**Goal**
Pictures do not belong in your copy. Repeat all the other data exactly.

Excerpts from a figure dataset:
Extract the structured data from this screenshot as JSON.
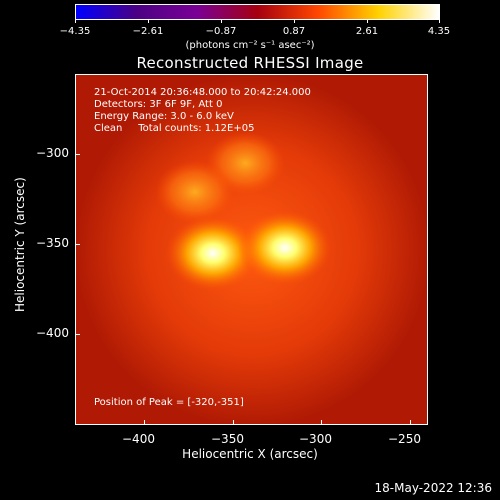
{
  "colorbar": {
    "labels": [
      "−4.35",
      "−2.61",
      "−0.87",
      "0.87",
      "2.61",
      "4.35"
    ],
    "units": "(photons cm⁻² s⁻¹ asec⁻²)",
    "colors": [
      "#0000ff",
      "#4b0084",
      "#7a0095",
      "#a50010",
      "#ff4800",
      "#ffd200",
      "#ffffff"
    ]
  },
  "title": "Reconstructed RHESSI Image",
  "info": {
    "line1": "21-Oct-2014 20:36:48.000 to 20:42:24.000",
    "line2": "Detectors: 3F 6F 9F, Att 0",
    "line3": "Energy Range: 3.0 - 6.0 keV",
    "line4": "Clean     Total counts: 1.12E+05",
    "peak": "Position of Peak = [-320,-351]"
  },
  "axes": {
    "xlabel": "Heliocentric X (arcsec)",
    "ylabel": "Heliocentric Y (arcsec)",
    "xticks": [
      "−400",
      "−350",
      "−300",
      "−250"
    ],
    "yticks": [
      "−300",
      "−350",
      "−400"
    ]
  },
  "timestamp": "18-May-2022 12:36",
  "chart_data": {
    "type": "heatmap",
    "title": "Reconstructed RHESSI Image",
    "xlabel": "Heliocentric X (arcsec)",
    "ylabel": "Heliocentric Y (arcsec)",
    "xlim": [
      -436,
      -240
    ],
    "ylim": [
      -450,
      -255
    ],
    "zlim": [
      -4.35,
      4.35
    ],
    "peak": [
      -320,
      -351
    ],
    "sources": [
      {
        "x": -360,
        "y": -354,
        "intensity": 4.35
      },
      {
        "x": -320,
        "y": -351,
        "intensity": 4.35
      },
      {
        "x": -342,
        "y": -304,
        "intensity": 2.6
      },
      {
        "x": -370,
        "y": -320,
        "intensity": 2.2
      }
    ]
  }
}
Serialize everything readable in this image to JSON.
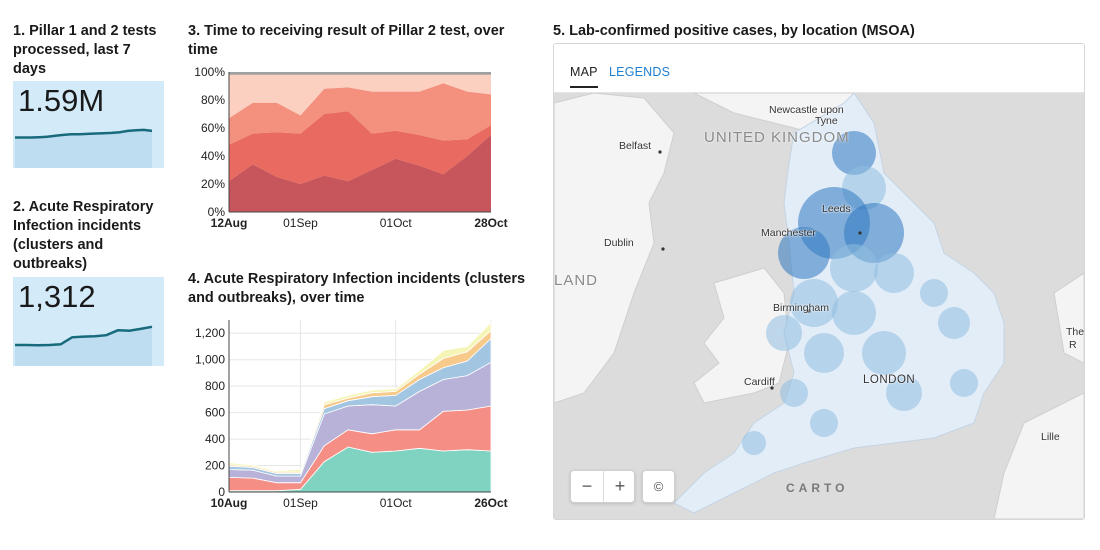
{
  "kpis": [
    {
      "title_lines": [
        "1. Pillar 1 and 2 tests",
        "processed, last 7",
        "days"
      ],
      "value": "1.59M"
    },
    {
      "title_lines": [
        "2. Acute Respiratory",
        "Infection incidents",
        "(clusters and",
        "outbreaks)"
      ],
      "value": "1,312"
    }
  ],
  "chart3": {
    "title_lines": [
      "3. Time to receiving result of Pillar 2 test, over",
      "time"
    ]
  },
  "chart4": {
    "title_lines": [
      "4. Acute Respiratory Infection incidents (clusters",
      "and outbreaks), over time"
    ]
  },
  "map": {
    "title": "5. Lab-confirmed positive cases, by location (MSOA)",
    "tabs": {
      "map": "MAP",
      "legends": "LEGENDS"
    },
    "labels": {
      "newcastle_line1": "Newcastle upon",
      "newcastle_line2": "Tyne",
      "uk": "UNITED KINGDOM",
      "belfast": "Belfast",
      "leeds": "Leeds",
      "manchester": "Manchester",
      "dublin": "Dublin",
      "land": "LAND",
      "birmingham": "Birmingham",
      "cardiff": "Cardiff",
      "london": "LONDON",
      "the": "The",
      "r": "R",
      "lille": "Lille",
      "carto": "CARTO"
    },
    "zoom_out": "−",
    "zoom_in": "+",
    "attribution": "©",
    "colors": {
      "water": "#dcdcdc",
      "land": "#f4f4f4",
      "low": "#e2edf8",
      "mid": "#8fbde0",
      "high": "#2f78c0"
    }
  },
  "chart_data": [
    {
      "type": "line",
      "id": "kpi1_sparkline",
      "values": [
        0.5,
        0.5,
        0.5,
        0.51,
        0.52,
        0.55,
        0.58,
        0.6,
        0.6,
        0.61,
        0.62,
        0.63,
        0.64,
        0.66,
        0.7,
        0.72,
        0.73,
        0.7
      ]
    },
    {
      "type": "line",
      "id": "kpi2_sparkline",
      "values": [
        0.2,
        0.2,
        0.19,
        0.2,
        0.22,
        0.42,
        0.44,
        0.45,
        0.48,
        0.62,
        0.61,
        0.66,
        0.72
      ]
    },
    {
      "type": "area",
      "id": "chart3",
      "stacked": "percent",
      "x": [
        "12Aug",
        "19Aug",
        "26Aug",
        "01Sep",
        "08Sep",
        "15Sep",
        "22Sep",
        "01Oct",
        "08Oct",
        "15Oct",
        "22Oct",
        "28Oct"
      ],
      "x_tick_labels": [
        "12Aug",
        "01Sep",
        "01Oct",
        "28Oct"
      ],
      "series": [
        {
          "color": "#c6555c",
          "values": [
            22,
            34,
            25,
            20,
            26,
            22,
            30,
            38,
            33,
            27,
            40,
            55
          ]
        },
        {
          "color": "#e86a60",
          "values": [
            26,
            22,
            32,
            36,
            44,
            50,
            26,
            20,
            22,
            24,
            12,
            7
          ]
        },
        {
          "color": "#f3907e",
          "values": [
            19,
            22,
            21,
            13,
            18,
            17,
            30,
            28,
            31,
            41,
            34,
            22
          ]
        },
        {
          "color": "#fbd0c0",
          "values": [
            31,
            20,
            20,
            29,
            10,
            9,
            12,
            12,
            12,
            6,
            12,
            14
          ]
        },
        {
          "color": "#a0a0a0",
          "values": [
            2,
            2,
            2,
            2,
            2,
            2,
            2,
            2,
            2,
            2,
            2,
            2
          ]
        }
      ],
      "y_ticks": [
        "0%",
        "20%",
        "40%",
        "60%",
        "80%",
        "100%"
      ],
      "ylim": [
        0,
        100
      ]
    },
    {
      "type": "area",
      "id": "chart4",
      "stacked": true,
      "x": [
        "10Aug",
        "17Aug",
        "24Aug",
        "01Sep",
        "08Sep",
        "15Sep",
        "22Sep",
        "01Oct",
        "08Oct",
        "15Oct",
        "22Oct",
        "26Oct"
      ],
      "x_tick_labels": [
        "10Aug",
        "01Sep",
        "01Oct",
        "26Oct"
      ],
      "series": [
        {
          "color": "#7fd3c0",
          "values": [
            10,
            10,
            10,
            20,
            230,
            340,
            300,
            310,
            330,
            310,
            320,
            310
          ]
        },
        {
          "color": "#f58f86",
          "values": [
            100,
            95,
            60,
            50,
            120,
            130,
            140,
            160,
            140,
            300,
            300,
            340
          ]
        },
        {
          "color": "#b9b2d8",
          "values": [
            60,
            60,
            50,
            50,
            240,
            180,
            220,
            180,
            290,
            240,
            260,
            330
          ]
        },
        {
          "color": "#a2c6e2",
          "values": [
            25,
            20,
            20,
            20,
            40,
            40,
            60,
            80,
            90,
            90,
            110,
            180
          ]
        },
        {
          "color": "#f7c98a",
          "values": [
            10,
            10,
            10,
            10,
            30,
            20,
            30,
            30,
            40,
            70,
            70,
            60
          ]
        },
        {
          "color": "#f6f5b8",
          "values": [
            15,
            10,
            10,
            20,
            20,
            20,
            20,
            20,
            30,
            60,
            40,
            60
          ]
        }
      ],
      "y_ticks": [
        "0",
        "200",
        "400",
        "600",
        "800",
        "1,000",
        "1,200"
      ],
      "ylim": [
        0,
        1300
      ]
    }
  ]
}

**Final answer**
Extract the structured data from this screenshot as JSON.
{
  "colorbar": {
    "labels": [
      "−4.35",
      "−2.61",
      "−0.87",
      "0.87",
      "2.61",
      "4.35"
    ],
    "units": "(photons cm⁻² s⁻¹ asec⁻²)",
    "colors": [
      "#0000ff",
      "#4b0084",
      "#7a0095",
      "#a50010",
      "#ff4800",
      "#ffd200",
      "#ffffff"
    ]
  },
  "title": "Reconstructed RHESSI Image",
  "info": {
    "line1": "21-Oct-2014 20:36:48.000 to 20:42:24.000",
    "line2": "Detectors: 3F 6F 9F, Att 0",
    "line3": "Energy Range: 3.0 - 6.0 keV",
    "line4": "Clean     Total counts: 1.12E+05",
    "peak": "Position of Peak = [-320,-351]"
  },
  "axes": {
    "xlabel": "Heliocentric X (arcsec)",
    "ylabel": "Heliocentric Y (arcsec)",
    "xticks": [
      "−400",
      "−350",
      "−300",
      "−250"
    ],
    "yticks": [
      "−300",
      "−350",
      "−400"
    ]
  },
  "timestamp": "18-May-2022 12:36",
  "chart_data": {
    "type": "heatmap",
    "title": "Reconstructed RHESSI Image",
    "xlabel": "Heliocentric X (arcsec)",
    "ylabel": "Heliocentric Y (arcsec)",
    "xlim": [
      -436,
      -240
    ],
    "ylim": [
      -450,
      -255
    ],
    "zlim": [
      -4.35,
      4.35
    ],
    "peak": [
      -320,
      -351
    ],
    "sources": [
      {
        "x": -360,
        "y": -354,
        "intensity": 4.35
      },
      {
        "x": -320,
        "y": -351,
        "intensity": 4.35
      },
      {
        "x": -342,
        "y": -304,
        "intensity": 2.6
      },
      {
        "x": -370,
        "y": -320,
        "intensity": 2.2
      }
    ]
  }
}
Serialize everything readable in this image to JSON.
{
  "kpis": [
    {
      "title_lines": [
        "1. Pillar 1 and 2 tests",
        "processed, last 7",
        "days"
      ],
      "value": "1.59M"
    },
    {
      "title_lines": [
        "2. Acute Respiratory",
        "Infection incidents",
        "(clusters and",
        "outbreaks)"
      ],
      "value": "1,312"
    }
  ],
  "chart3": {
    "title_lines": [
      "3. Time to receiving result of Pillar 2 test, over",
      "time"
    ]
  },
  "chart4": {
    "title_lines": [
      "4. Acute Respiratory Infection incidents (clusters",
      "and outbreaks), over time"
    ]
  },
  "map": {
    "title": "5. Lab-confirmed positive cases, by location (MSOA)",
    "tabs": {
      "map": "MAP",
      "legends": "LEGENDS"
    },
    "labels": {
      "newcastle_line1": "Newcastle upon",
      "newcastle_line2": "Tyne",
      "uk": "UNITED KINGDOM",
      "belfast": "Belfast",
      "leeds": "Leeds",
      "manchester": "Manchester",
      "dublin": "Dublin",
      "land": "LAND",
      "birmingham": "Birmingham",
      "cardiff": "Cardiff",
      "london": "LONDON",
      "the": "The",
      "r": "R",
      "lille": "Lille",
      "carto": "CARTO"
    },
    "zoom_out": "−",
    "zoom_in": "+",
    "attribution": "©",
    "colors": {
      "water": "#dcdcdc",
      "land": "#f4f4f4",
      "low": "#e2edf8",
      "mid": "#8fbde0",
      "high": "#2f78c0"
    }
  },
  "chart_data": [
    {
      "type": "line",
      "id": "kpi1_sparkline",
      "values": [
        0.5,
        0.5,
        0.5,
        0.51,
        0.52,
        0.55,
        0.58,
        0.6,
        0.6,
        0.61,
        0.62,
        0.63,
        0.64,
        0.66,
        0.7,
        0.72,
        0.73,
        0.7
      ]
    },
    {
      "type": "line",
      "id": "kpi2_sparkline",
      "values": [
        0.2,
        0.2,
        0.19,
        0.2,
        0.22,
        0.42,
        0.44,
        0.45,
        0.48,
        0.62,
        0.61,
        0.66,
        0.72
      ]
    },
    {
      "type": "area",
      "id": "chart3",
      "stacked": "percent",
      "x": [
        "12Aug",
        "19Aug",
        "26Aug",
        "01Sep",
        "08Sep",
        "15Sep",
        "22Sep",
        "01Oct",
        "08Oct",
        "15Oct",
        "22Oct",
        "28Oct"
      ],
      "x_tick_labels": [
        "12Aug",
        "01Sep",
        "01Oct",
        "28Oct"
      ],
      "series": [
        {
          "color": "#c6555c",
          "values": [
            22,
            34,
            25,
            20,
            26,
            22,
            30,
            38,
            33,
            27,
            40,
            55
          ]
        },
        {
          "color": "#e86a60",
          "values": [
            26,
            22,
            32,
            36,
            44,
            50,
            26,
            20,
            22,
            24,
            12,
            7
          ]
        },
        {
          "color": "#f3907e",
          "values": [
            19,
            22,
            21,
            13,
            18,
            17,
            30,
            28,
            31,
            41,
            34,
            22
          ]
        },
        {
          "color": "#fbd0c0",
          "values": [
            31,
            20,
            20,
            29,
            10,
            9,
            12,
            12,
            12,
            6,
            12,
            14
          ]
        },
        {
          "color": "#a0a0a0",
          "values": [
            2,
            2,
            2,
            2,
            2,
            2,
            2,
            2,
            2,
            2,
            2,
            2
          ]
        }
      ],
      "y_ticks": [
        "0%",
        "20%",
        "40%",
        "60%",
        "80%",
        "100%"
      ],
      "ylim": [
        0,
        100
      ]
    },
    {
      "type": "area",
      "id": "chart4",
      "stacked": true,
      "x": [
        "10Aug",
        "17Aug",
        "24Aug",
        "01Sep",
        "08Sep",
        "15Sep",
        "22Sep",
        "01Oct",
        "08Oct",
        "15Oct",
        "22Oct",
        "26Oct"
      ],
      "x_tick_labels": [
        "10Aug",
        "01Sep",
        "01Oct",
        "26Oct"
      ],
      "series": [
        {
          "color": "#7fd3c0",
          "values": [
            10,
            10,
            10,
            20,
            230,
            340,
            300,
            310,
            330,
            310,
            320,
            310
          ]
        },
        {
          "color": "#f58f86",
          "values": [
            100,
            95,
            60,
            50,
            120,
            130,
            140,
            160,
            140,
            300,
            300,
            340
          ]
        },
        {
          "color": "#b9b2d8",
          "values": [
            60,
            60,
            50,
            50,
            240,
            180,
            220,
            180,
            290,
            240,
            260,
            330
          ]
        },
        {
          "color": "#a2c6e2",
          "values": [
            25,
            20,
            20,
            20,
            40,
            40,
            60,
            80,
            90,
            90,
            110,
            180
          ]
        },
        {
          "color": "#f7c98a",
          "values": [
            10,
            10,
            10,
            10,
            30,
            20,
            30,
            30,
            40,
            70,
            70,
            60
          ]
        },
        {
          "color": "#f6f5b8",
          "values": [
            15,
            10,
            10,
            20,
            20,
            20,
            20,
            20,
            30,
            60,
            40,
            60
          ]
        }
      ],
      "y_ticks": [
        "0",
        "200",
        "400",
        "600",
        "800",
        "1,000",
        "1,200"
      ],
      "ylim": [
        0,
        1300
      ]
    }
  ]
}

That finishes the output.